- Given data:
══════════
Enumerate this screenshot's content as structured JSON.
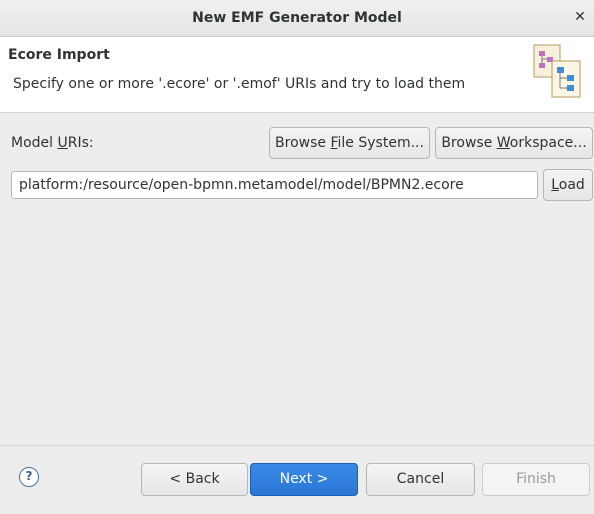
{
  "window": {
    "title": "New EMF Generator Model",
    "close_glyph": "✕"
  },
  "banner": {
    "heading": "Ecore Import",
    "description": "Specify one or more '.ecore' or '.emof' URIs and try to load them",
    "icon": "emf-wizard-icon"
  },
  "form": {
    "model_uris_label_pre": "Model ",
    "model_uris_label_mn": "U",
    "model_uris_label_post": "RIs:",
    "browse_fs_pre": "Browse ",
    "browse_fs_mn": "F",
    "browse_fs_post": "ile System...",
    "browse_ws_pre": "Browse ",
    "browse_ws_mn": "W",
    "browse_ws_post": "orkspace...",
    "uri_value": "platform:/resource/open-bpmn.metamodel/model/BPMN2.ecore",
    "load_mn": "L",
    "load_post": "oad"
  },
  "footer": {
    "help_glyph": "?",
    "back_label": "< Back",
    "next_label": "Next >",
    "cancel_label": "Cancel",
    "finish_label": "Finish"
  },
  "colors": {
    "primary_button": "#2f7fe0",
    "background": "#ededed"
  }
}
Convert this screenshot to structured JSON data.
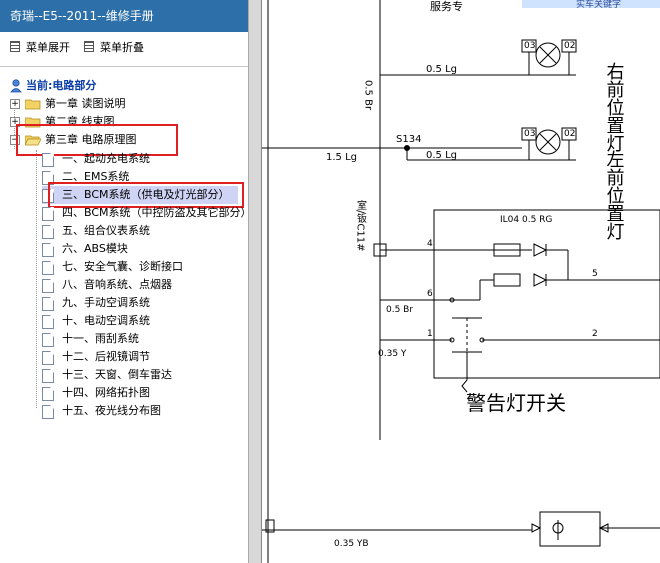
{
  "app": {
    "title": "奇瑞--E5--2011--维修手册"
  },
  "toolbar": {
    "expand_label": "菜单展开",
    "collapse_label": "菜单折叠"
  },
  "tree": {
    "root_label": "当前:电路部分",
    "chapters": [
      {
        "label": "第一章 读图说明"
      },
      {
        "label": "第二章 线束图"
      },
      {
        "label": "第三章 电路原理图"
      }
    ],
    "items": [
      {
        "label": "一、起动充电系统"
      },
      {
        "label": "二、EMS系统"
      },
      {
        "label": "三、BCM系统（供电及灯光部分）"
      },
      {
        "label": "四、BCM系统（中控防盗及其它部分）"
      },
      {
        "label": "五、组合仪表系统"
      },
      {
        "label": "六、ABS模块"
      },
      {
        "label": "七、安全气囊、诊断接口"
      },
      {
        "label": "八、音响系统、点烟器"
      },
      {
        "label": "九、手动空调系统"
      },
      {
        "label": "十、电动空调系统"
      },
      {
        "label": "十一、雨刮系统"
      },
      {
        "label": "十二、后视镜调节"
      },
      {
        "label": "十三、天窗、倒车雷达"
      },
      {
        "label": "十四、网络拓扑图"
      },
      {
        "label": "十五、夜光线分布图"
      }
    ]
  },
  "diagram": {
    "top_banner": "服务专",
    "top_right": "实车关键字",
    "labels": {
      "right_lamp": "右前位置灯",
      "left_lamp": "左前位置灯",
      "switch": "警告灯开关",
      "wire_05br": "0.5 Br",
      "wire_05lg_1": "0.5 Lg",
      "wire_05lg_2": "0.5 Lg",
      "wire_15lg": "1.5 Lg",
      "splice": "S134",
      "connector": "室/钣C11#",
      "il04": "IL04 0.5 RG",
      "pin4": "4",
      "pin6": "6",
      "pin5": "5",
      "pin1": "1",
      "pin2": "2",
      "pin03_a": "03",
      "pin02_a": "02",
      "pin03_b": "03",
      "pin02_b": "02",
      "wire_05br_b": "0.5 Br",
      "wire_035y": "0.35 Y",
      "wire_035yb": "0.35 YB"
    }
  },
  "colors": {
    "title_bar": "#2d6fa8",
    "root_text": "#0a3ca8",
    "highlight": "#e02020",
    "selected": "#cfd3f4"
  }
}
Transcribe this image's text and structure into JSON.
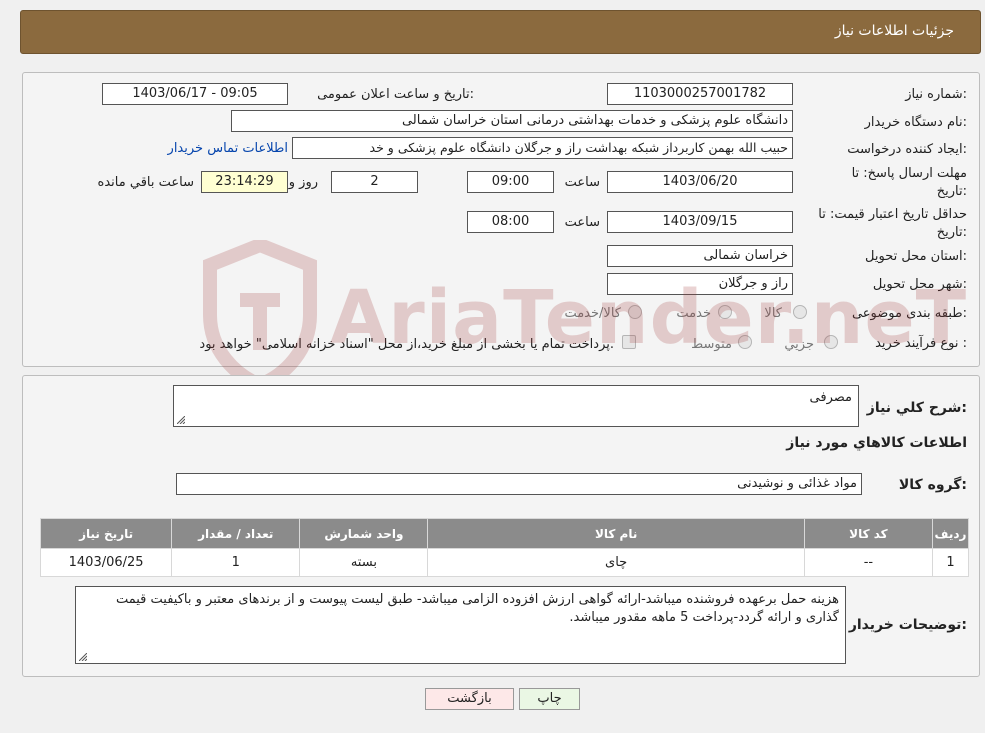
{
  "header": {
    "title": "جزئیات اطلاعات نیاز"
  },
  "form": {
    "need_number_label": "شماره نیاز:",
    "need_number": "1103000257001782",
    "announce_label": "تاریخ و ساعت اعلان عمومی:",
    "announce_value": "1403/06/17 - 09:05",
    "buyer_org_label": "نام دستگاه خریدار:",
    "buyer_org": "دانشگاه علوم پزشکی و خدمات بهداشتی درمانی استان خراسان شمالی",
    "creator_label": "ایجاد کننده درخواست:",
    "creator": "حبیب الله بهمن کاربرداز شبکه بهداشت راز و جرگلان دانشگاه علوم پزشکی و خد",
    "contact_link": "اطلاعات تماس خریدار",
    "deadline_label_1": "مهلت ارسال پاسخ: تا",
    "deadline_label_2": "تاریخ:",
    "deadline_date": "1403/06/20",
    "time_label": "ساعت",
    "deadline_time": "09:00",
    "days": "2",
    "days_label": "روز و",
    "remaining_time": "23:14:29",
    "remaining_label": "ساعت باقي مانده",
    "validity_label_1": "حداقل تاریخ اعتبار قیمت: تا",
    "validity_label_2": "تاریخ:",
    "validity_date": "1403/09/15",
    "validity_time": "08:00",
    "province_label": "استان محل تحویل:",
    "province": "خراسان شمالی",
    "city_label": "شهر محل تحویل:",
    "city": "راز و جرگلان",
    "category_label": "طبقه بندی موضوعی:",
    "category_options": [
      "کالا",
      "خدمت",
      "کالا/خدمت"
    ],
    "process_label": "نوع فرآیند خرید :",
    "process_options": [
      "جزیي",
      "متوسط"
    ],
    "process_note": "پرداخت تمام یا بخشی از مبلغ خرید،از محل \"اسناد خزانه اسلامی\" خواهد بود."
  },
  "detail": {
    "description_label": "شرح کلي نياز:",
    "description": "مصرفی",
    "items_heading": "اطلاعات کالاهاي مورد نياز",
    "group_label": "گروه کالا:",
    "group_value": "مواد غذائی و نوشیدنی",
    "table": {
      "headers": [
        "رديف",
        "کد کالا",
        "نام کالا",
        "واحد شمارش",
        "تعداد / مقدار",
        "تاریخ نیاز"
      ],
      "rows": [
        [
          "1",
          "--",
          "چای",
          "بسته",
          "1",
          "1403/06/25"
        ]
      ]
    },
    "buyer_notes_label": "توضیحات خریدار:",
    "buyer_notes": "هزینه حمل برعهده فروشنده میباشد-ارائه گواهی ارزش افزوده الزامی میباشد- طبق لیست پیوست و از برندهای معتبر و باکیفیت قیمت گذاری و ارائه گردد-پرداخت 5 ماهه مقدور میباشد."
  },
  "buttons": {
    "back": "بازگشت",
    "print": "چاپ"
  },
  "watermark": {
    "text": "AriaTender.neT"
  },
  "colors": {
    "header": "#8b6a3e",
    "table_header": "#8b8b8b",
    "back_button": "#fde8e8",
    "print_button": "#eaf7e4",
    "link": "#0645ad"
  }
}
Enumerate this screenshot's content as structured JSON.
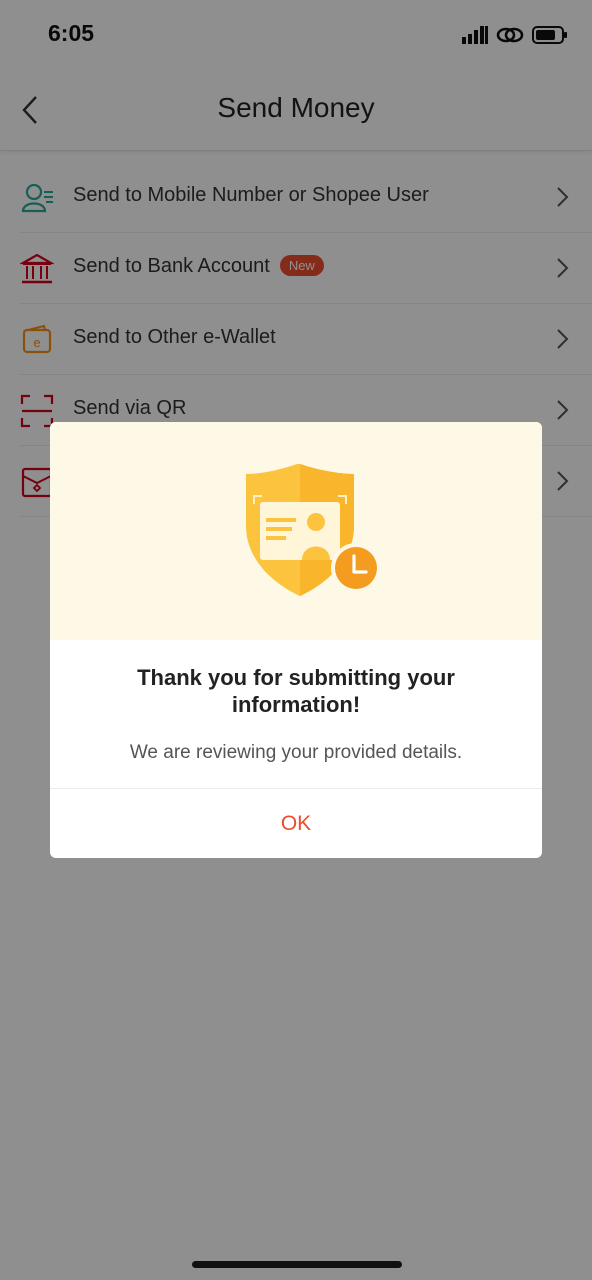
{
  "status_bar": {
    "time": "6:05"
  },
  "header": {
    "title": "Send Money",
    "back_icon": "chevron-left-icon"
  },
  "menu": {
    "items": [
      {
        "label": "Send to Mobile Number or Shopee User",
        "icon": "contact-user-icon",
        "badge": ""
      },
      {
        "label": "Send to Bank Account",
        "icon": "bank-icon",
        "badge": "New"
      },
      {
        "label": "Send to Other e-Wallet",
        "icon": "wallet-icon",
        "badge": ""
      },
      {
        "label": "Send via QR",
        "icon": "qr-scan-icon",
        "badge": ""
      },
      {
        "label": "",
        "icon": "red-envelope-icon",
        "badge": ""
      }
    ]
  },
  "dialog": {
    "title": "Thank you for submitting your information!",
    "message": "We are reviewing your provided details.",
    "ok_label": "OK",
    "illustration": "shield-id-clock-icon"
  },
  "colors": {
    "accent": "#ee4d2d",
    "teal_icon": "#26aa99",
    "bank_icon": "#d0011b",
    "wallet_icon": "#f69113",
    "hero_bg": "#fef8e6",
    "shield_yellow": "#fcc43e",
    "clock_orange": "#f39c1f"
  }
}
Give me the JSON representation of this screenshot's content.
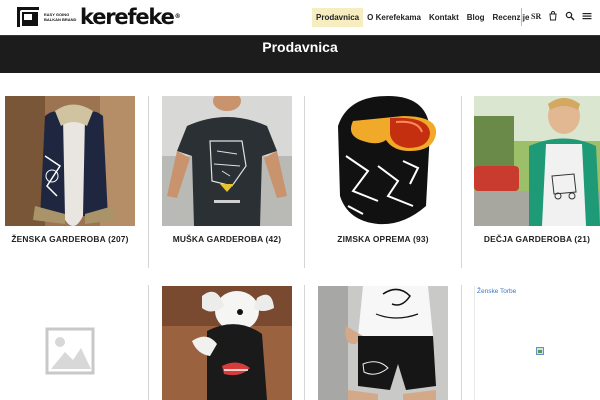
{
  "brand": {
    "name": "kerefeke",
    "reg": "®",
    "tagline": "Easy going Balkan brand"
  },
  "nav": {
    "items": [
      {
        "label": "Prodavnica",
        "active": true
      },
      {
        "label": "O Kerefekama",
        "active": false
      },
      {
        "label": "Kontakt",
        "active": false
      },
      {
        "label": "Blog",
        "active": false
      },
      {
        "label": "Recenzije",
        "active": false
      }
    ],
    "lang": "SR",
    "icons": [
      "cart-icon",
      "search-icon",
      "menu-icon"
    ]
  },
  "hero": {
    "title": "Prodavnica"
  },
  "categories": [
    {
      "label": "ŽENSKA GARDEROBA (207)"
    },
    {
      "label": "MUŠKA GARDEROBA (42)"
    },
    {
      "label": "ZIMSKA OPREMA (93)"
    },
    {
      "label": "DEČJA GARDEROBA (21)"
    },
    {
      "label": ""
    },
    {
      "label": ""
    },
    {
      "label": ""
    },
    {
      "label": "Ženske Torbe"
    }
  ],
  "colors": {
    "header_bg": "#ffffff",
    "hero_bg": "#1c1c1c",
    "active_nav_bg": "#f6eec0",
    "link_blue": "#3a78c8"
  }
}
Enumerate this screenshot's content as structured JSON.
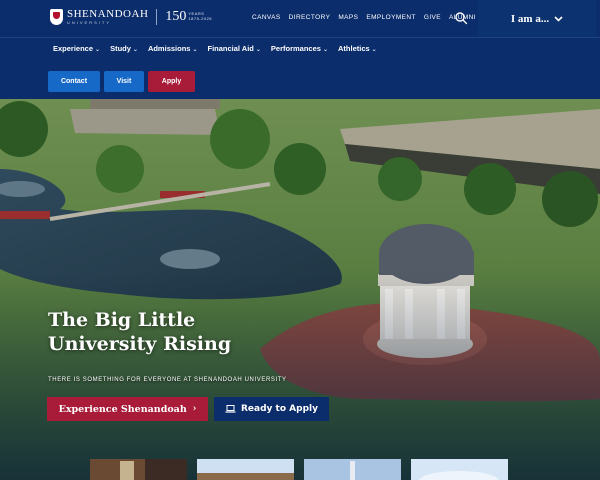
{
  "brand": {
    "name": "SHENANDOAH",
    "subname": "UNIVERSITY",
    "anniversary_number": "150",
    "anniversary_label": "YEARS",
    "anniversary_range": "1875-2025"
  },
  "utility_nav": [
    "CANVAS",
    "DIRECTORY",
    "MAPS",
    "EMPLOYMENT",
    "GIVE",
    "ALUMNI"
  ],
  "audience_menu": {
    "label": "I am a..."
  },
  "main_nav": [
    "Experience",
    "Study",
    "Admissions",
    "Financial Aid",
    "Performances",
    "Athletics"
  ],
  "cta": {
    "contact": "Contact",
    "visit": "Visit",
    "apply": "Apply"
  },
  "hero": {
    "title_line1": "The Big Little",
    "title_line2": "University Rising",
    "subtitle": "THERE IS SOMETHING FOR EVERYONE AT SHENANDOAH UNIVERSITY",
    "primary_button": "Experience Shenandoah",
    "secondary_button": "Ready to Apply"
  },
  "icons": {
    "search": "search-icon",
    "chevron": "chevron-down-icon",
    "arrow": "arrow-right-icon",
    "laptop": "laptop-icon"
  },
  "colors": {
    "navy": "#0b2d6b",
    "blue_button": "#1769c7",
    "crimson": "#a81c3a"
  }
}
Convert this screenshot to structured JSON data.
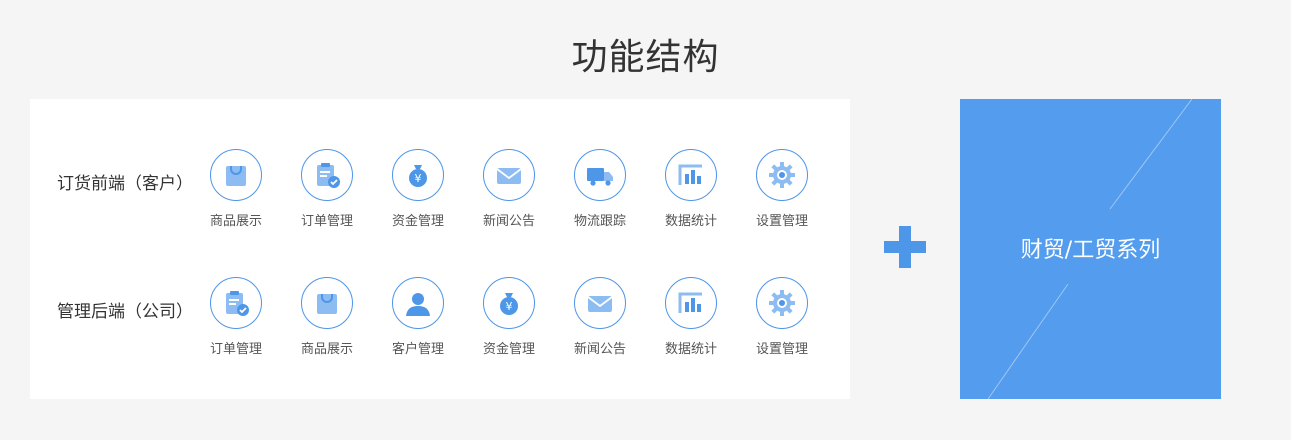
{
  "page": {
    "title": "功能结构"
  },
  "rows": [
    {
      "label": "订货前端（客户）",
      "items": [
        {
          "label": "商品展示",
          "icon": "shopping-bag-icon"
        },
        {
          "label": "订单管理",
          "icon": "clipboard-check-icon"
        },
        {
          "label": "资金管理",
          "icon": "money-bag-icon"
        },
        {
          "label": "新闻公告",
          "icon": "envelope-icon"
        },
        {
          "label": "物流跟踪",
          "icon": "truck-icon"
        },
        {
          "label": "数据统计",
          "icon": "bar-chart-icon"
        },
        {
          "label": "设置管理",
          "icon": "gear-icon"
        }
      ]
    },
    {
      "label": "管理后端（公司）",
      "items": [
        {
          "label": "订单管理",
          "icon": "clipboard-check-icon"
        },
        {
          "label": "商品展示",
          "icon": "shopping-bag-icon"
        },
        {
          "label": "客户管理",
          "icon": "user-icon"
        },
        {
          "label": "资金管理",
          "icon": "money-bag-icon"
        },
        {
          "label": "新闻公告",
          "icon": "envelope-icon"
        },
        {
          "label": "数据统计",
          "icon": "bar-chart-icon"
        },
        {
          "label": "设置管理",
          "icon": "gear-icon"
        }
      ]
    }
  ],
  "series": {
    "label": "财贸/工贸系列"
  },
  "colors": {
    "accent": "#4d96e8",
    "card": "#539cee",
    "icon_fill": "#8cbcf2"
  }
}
══════════
- Exercise task:
List each line holding the string "Apply".

- The answer:
    "apply": "Apply"
    "secondary_button": "Ready to Apply"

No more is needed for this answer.